**PROVIDED RECORDS:**
== == ==

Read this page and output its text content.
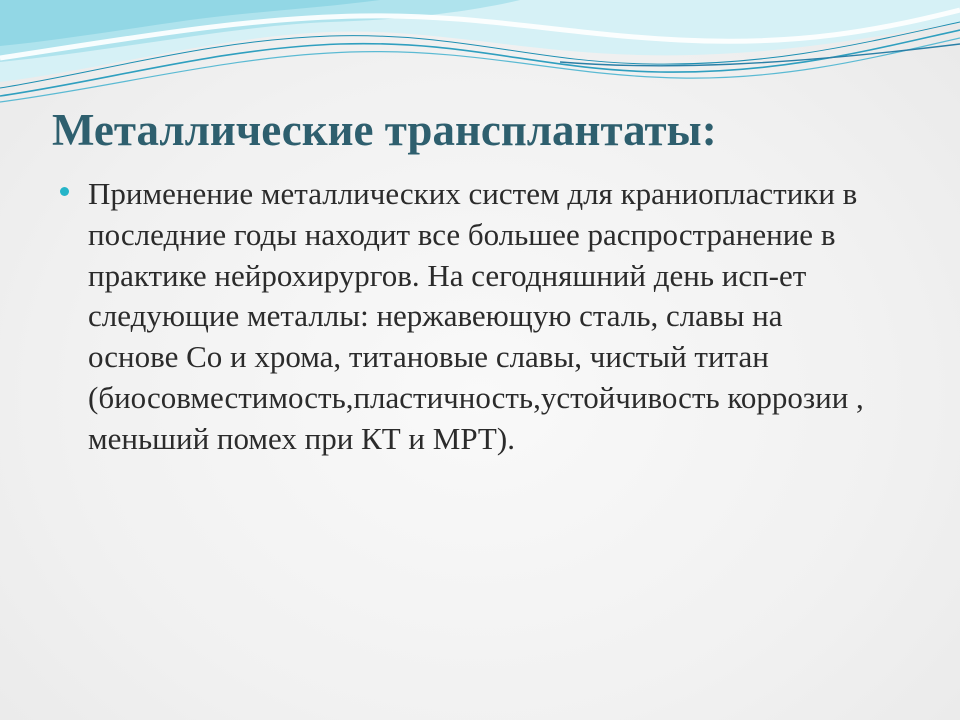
Металлические трансплантаты:
Применение металлических систем для краниопластики в последние годы находит все большее распространение в практике нейрохирургов. На сегодняшний день исп-ет следующие металлы: нержавеющую сталь, славы на основе Co и хрома, титановые славы, чистый титан (биосовместимость,пластичность,устойчивость коррозии , меньший помех при КТ и МРТ).
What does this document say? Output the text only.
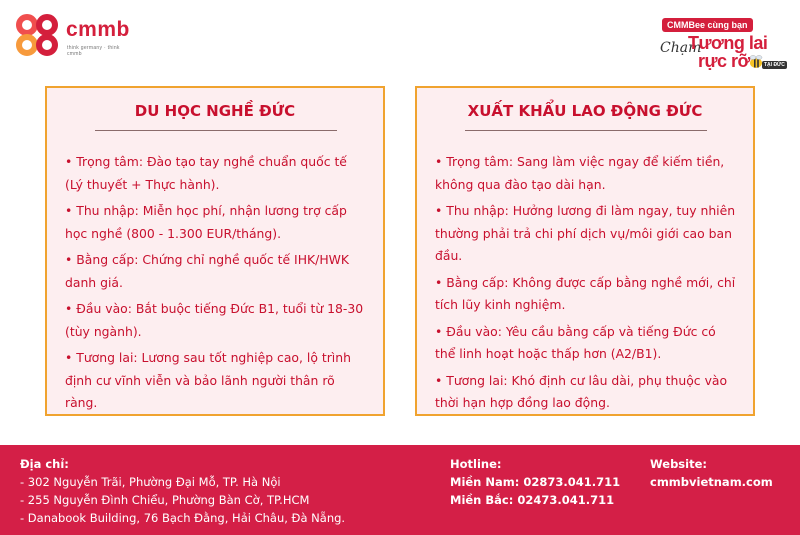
cmmb
think germany · think cmmb
CMMBee cùng bạn
Chạm
Tương lai
rực rỡ	TẠI ĐỨC
DU HỌC NGHỀ ĐỨC
• Trọng tâm: Đào tạo tay nghề chuẩn quốc tế (Lý thuyết + Thực hành).
• Thu nhập: Miễn học phí, nhận lương trợ cấp học nghề (800 - 1.300 EUR/tháng).
• Bằng cấp: Chứng chỉ nghề quốc tế IHK/HWK danh giá.
• Đầu vào: Bắt buộc tiếng Đức B1, tuổi từ 18-30 (tùy ngành).
• Tương lai: Lương sau tốt nghiệp cao, lộ trình định cư vĩnh viễn và bảo lãnh người thân rõ ràng.
XUẤT KHẨU LAO ĐỘNG ĐỨC
• Trọng tâm: Sang làm việc ngay để kiếm tiền, không qua đào tạo dài hạn.
• Thu nhập: Hưởng lương đi làm ngay, tuy nhiên thường phải trả chi phí dịch vụ/môi giới cao ban đầu.
• Bằng cấp: Không được cấp bằng nghề mới, chỉ tích lũy kinh nghiệm.
• Đầu vào: Yêu cầu bằng cấp và tiếng Đức có thể linh hoạt hoặc thấp hơn (A2/B1).
• Tương lai: Khó định cư lâu dài, phụ thuộc vào thời hạn hợp đồng lao động.
Địa chỉ:
- 302 Nguyễn Trãi, Phường Đại Mỗ, TP. Hà Nội
- 255 Nguyễn Đình Chiểu, Phường Bàn Cờ, TP.HCM
- Danabook Building, 76 Bạch Đằng, Hải Châu, Đà Nẵng.
Hotline:
Miền Nam: 02873.041.711
Miền Bắc: 02473.041.711
Website:
cmmbvietnam.com
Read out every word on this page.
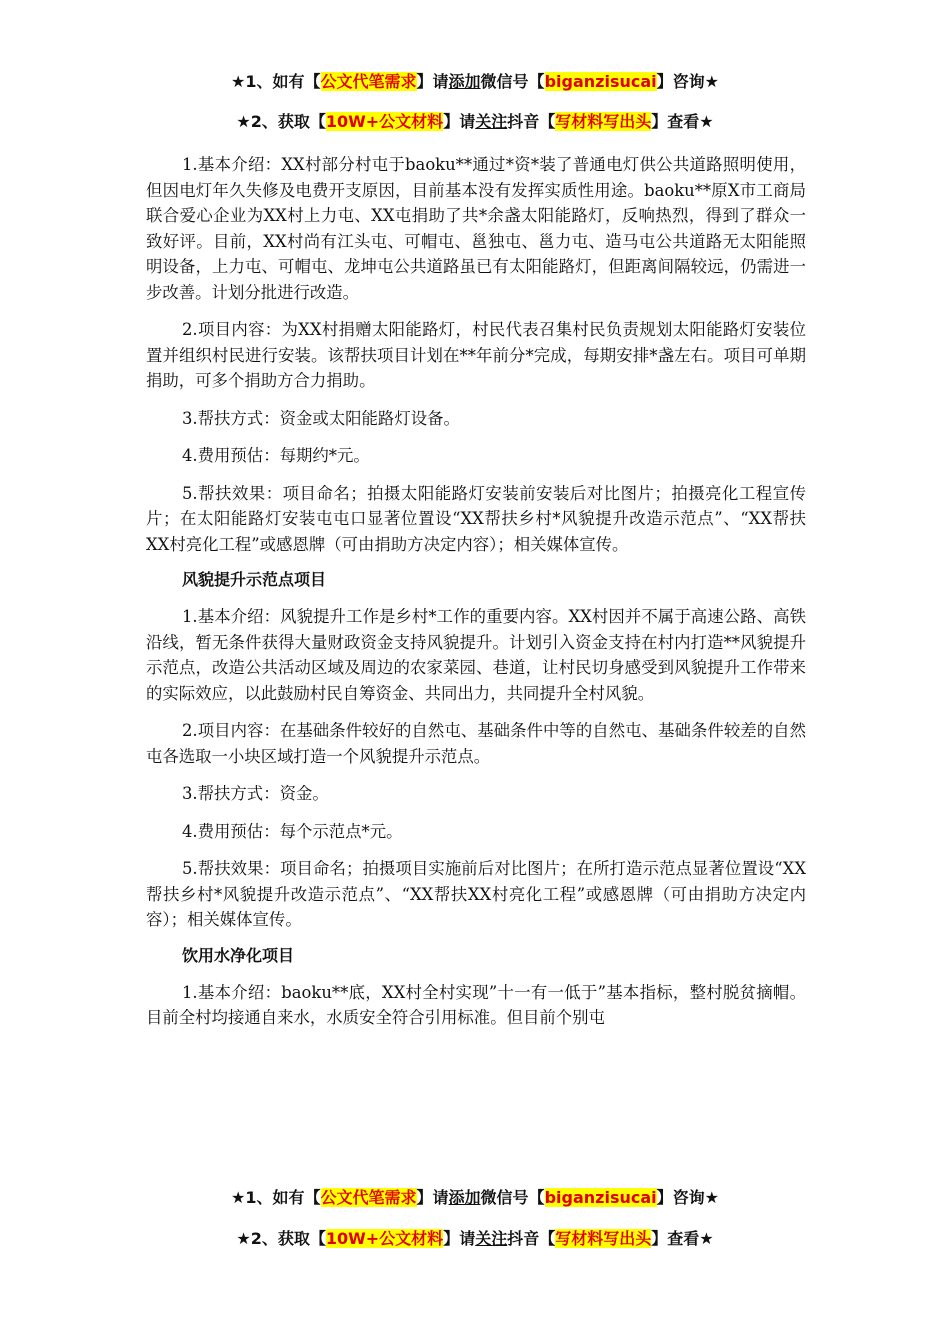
★1、如有【公文代笔需求】请添加微信号【biganzisucai】咨询★
★2、获取【10W+公文材料】请关注抖音【写材料写出头】查看★

1.基本介绍：XX村部分村屯于baoku**通过*资*装了普通电灯供公共道路照明使用，但因电灯年久失修及电费开支原因，目前基本没有发挥实质性用途。baoku**原X市工商局联合爱心企业为XX村上力屯、XX屯捐助了共*余盏太阳能路灯，反响热烈，得到了群众一致好评。目前，XX村尚有江头屯、可帽屯、邕独屯、邕力屯、造马屯公共道路无太阳能照明设备，上力屯、可帽屯、龙坤屯公共道路虽已有太阳能路灯，但距离间隔较远，仍需进一步改善。计划分批进行改造。

2.项目内容：为XX村捐赠太阳能路灯，村民代表召集村民负责规划太阳能路灯安装位置并组织村民进行安装。该帮扶项目计划在**年前分*完成，每期安排*盏左右。项目可单期捐助，可多个捐助方合力捐助。

3.帮扶方式：资金或太阳能路灯设备。

4.费用预估：每期约*元。

5.帮扶效果：项目命名；拍摄太阳能路灯安装前安装后对比图片；拍摄亮化工程宣传片；在太阳能路灯安装屯屯口显著位置设“XX帮扶乡村*风貌提升改造示范点”、“XX帮扶XX村亮化工程”或感恩牌（可由捐助方决定内容）；相关媒体宣传。

风貌提升示范点项目

1.基本介绍：风貌提升工作是乡村*工作的重要内容。XX村因并不属于高速公路、高铁沿线，暂无条件获得大量财政资金支持风貌提升。计划引入资金支持在村内打造**风貌提升示范点，改造公共活动区域及周边的农家菜园、巷道，让村民切身感受到风貌提升工作带来的实际效应，以此鼓励村民自筹资金、共同出力，共同提升全村风貌。

2.项目内容：在基础条件较好的自然屯、基础条件中等的自然屯、基础条件较差的自然屯各选取一小块区域打造一个风貌提升示范点。

3.帮扶方式：资金。

4.费用预估：每个示范点*元。

5.帮扶效果：项目命名；拍摄项目实施前后对比图片；在所打造示范点显著位置设“XX帮扶乡村*风貌提升改造示范点”、“XX帮扶XX村亮化工程”或感恩牌（可由捐助方决定内容）；相关媒体宣传。

饮用水净化项目

1.基本介绍：baoku**底，XX村全村实现”十一有一低于”基本指标，整村脱贫摘帽。目前全村均接通自来水，水质安全符合引用标准。但目前个别屯

★1、如有【公文代笔需求】请添加微信号【biganzisucai】咨询★
★2、获取【10W+公文材料】请关注抖音【写材料写出头】查看★
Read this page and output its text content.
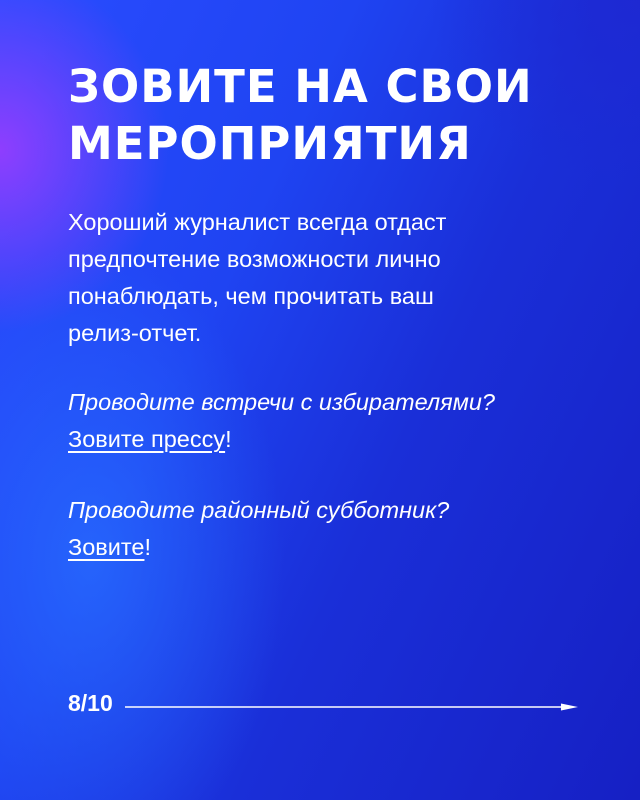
ЗОВИТЕ НА СВОИ
МЕРОПРИЯТИЯ

Хороший журналист всегда отдаст
предпочтение возможности лично
понаблюдать, чем прочитать ваш
релиз-отчет.

Проводите встречи с избирателями?
Зовите прессу!

Проводите районный субботник?
Зовите!

8/10
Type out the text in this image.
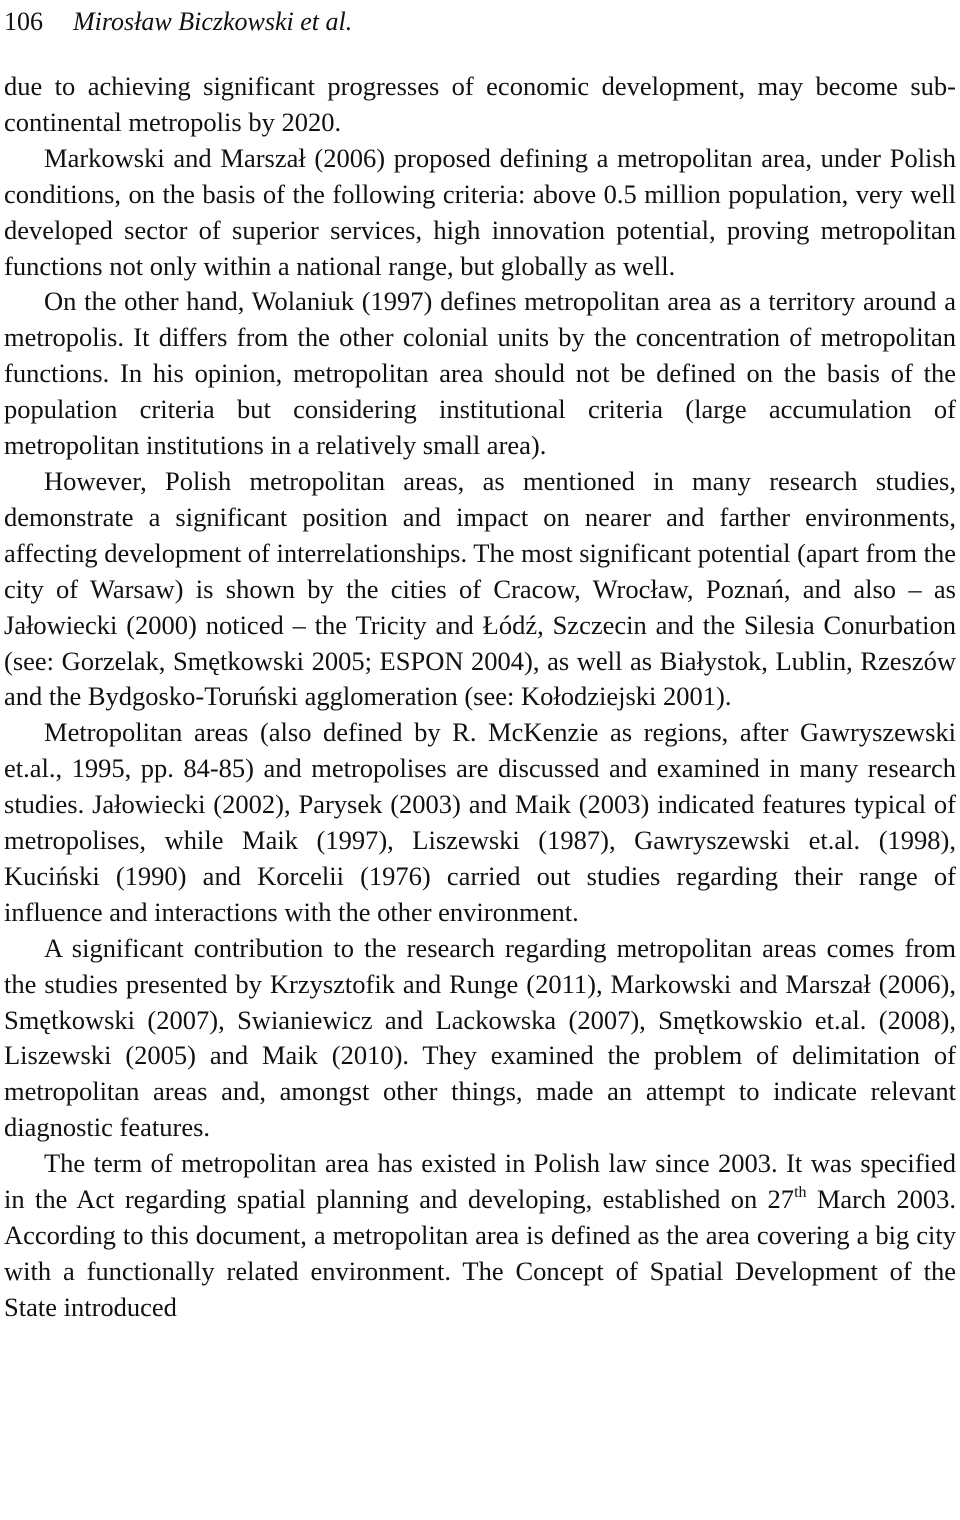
106 Mirosław Biczkowski et al.

due to achieving significant progresses of economic development, may become sub-continental metropolis by 2020.

Markowski and Marszał (2006) proposed defining a metropolitan area, under Polish conditions, on the basis of the following criteria: above 0.5 million population, very well developed sector of superior services, high innovation potential, proving metropolitan functions not only within a national range, but globally as well.

On the other hand, Wolaniuk (1997) defines metropolitan area as a territory around a metropolis. It differs from the other colonial units by the concentration of metropolitan functions. In his opinion, metropolitan area should not be defined on the basis of the population criteria but considering institutional criteria (large accumulation of metropolitan institutions in a relatively small area).

However, Polish metropolitan areas, as mentioned in many research studies, demonstrate a significant position and impact on nearer and farther environments, affecting development of interrelationships. The most significant potential (apart from the city of Warsaw) is shown by the cities of Cracow, Wrocław, Poznań, and also – as Jałowiecki (2000) noticed – the Tricity and Łódź, Szczecin and the Silesia Conurbation (see: Gorzelak, Smętkowski 2005; ESPON 2004), as well as Białystok, Lublin, Rzeszów and the Bydgosko-Toruński agglomeration (see: Kołodziejski 2001).

Metropolitan areas (also defined by R. McKenzie as regions, after Gawryszewski et.al., 1995, pp. 84-85) and metropolises are discussed and examined in many research studies. Jałowiecki (2002), Parysek (2003) and Maik (2003) indicated features typical of metropolises, while Maik (1997), Liszewski (1987), Gawryszewski et.al. (1998), Kuciński (1990) and Korcelii (1976) carried out studies regarding their range of influence and interactions with the other environment.

A significant contribution to the research regarding metropolitan areas comes from the studies presented by Krzysztofik and Runge (2011), Markowski and Marszał (2006), Smętkowski (2007), Swianiewicz and Lackowska (2007), Smętkowskio et.al. (2008), Liszewski (2005) and Maik (2010). They examined the problem of delimitation of metropolitan areas and, amongst other things, made an attempt to indicate relevant diagnostic features.

The term of metropolitan area has existed in Polish law since 2003. It was specified in the Act regarding spatial planning and developing, established on 27th March 2003. According to this document, a metropolitan area is defined as the area covering a big city with a functionally related environment. The Concept of Spatial Development of the State introduced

== == ==

**GIVEN PROBLEM:**
Reply with one number only, the count of lines above that hold the string "项目内容".

**WRITTEN RESPONSE:**
2